Identify all lines in the listing that include the word "Mujeres", and copy them out.
=== Material shown ===
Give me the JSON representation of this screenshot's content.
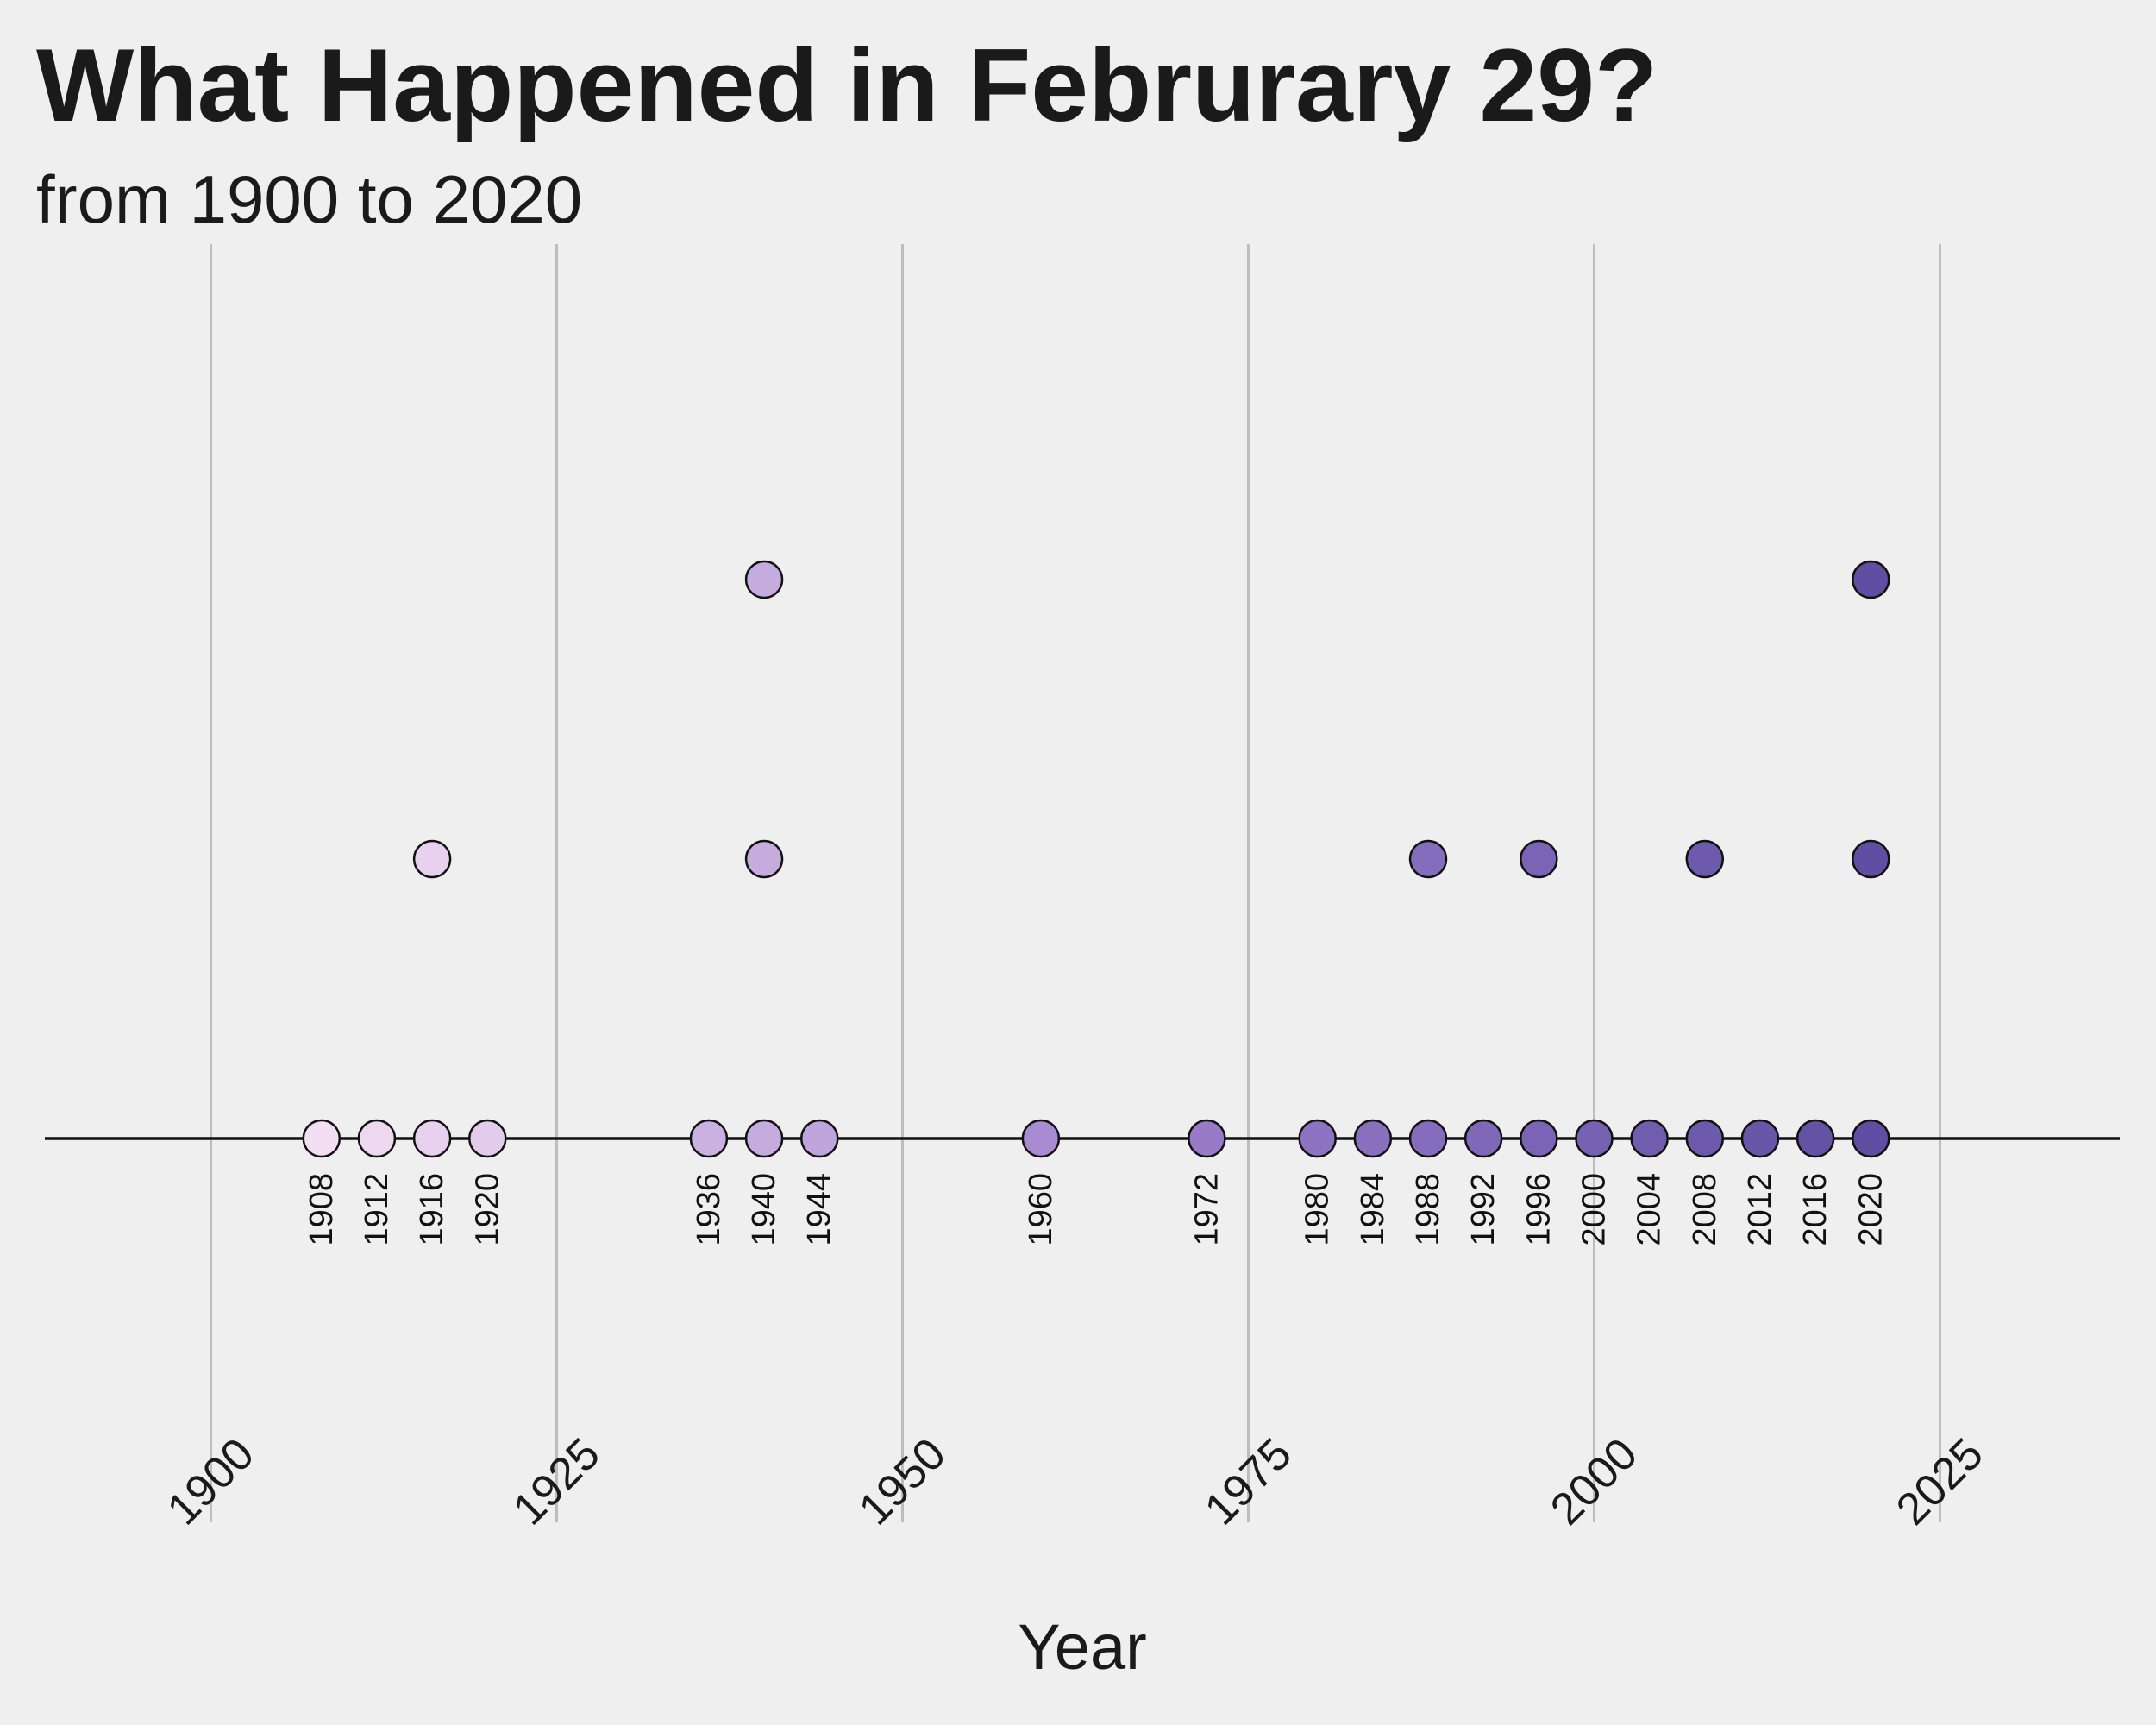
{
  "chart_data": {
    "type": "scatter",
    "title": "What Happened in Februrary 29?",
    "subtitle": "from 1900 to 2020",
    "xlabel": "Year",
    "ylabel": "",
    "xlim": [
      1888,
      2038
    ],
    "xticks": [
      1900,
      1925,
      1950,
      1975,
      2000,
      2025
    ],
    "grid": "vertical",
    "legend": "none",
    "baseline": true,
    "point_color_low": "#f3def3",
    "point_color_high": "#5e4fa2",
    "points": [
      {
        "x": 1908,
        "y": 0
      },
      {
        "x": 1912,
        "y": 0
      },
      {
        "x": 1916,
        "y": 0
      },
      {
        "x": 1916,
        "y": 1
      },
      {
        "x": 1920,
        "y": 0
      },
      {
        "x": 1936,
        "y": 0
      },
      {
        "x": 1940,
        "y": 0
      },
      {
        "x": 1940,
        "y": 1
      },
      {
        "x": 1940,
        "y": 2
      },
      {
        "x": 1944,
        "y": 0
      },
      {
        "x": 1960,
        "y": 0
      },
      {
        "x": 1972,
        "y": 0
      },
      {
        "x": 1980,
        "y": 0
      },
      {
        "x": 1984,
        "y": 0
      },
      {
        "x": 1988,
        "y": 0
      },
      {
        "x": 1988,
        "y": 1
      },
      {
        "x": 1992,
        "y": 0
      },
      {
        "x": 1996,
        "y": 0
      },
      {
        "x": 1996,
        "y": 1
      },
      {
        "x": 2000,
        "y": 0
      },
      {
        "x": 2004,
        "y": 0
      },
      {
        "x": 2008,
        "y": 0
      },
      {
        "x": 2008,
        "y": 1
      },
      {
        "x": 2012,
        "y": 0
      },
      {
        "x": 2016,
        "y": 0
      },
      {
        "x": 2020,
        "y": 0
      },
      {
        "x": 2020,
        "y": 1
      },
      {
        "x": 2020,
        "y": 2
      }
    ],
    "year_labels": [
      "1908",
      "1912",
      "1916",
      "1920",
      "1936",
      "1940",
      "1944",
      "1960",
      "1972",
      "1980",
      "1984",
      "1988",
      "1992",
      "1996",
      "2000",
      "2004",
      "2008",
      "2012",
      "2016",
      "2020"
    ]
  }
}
===
=== Material shown ===
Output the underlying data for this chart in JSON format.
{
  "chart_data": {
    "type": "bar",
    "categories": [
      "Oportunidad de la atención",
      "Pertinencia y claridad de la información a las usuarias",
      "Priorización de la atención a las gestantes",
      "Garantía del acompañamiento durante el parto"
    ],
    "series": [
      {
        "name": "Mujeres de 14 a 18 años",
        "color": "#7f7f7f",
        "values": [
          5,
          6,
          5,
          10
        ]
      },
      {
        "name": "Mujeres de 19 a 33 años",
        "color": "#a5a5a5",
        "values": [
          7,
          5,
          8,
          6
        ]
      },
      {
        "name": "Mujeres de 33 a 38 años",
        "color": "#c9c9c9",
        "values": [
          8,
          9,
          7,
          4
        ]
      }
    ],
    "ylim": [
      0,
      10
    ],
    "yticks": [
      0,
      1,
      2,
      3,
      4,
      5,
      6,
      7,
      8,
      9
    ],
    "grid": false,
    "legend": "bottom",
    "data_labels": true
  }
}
===
**Answer:**
        "name": "Mujeres de 14 a 18 años",
        "name": "Mujeres de 19 a 33 años",
        "name": "Mujeres de 33 a 38 años",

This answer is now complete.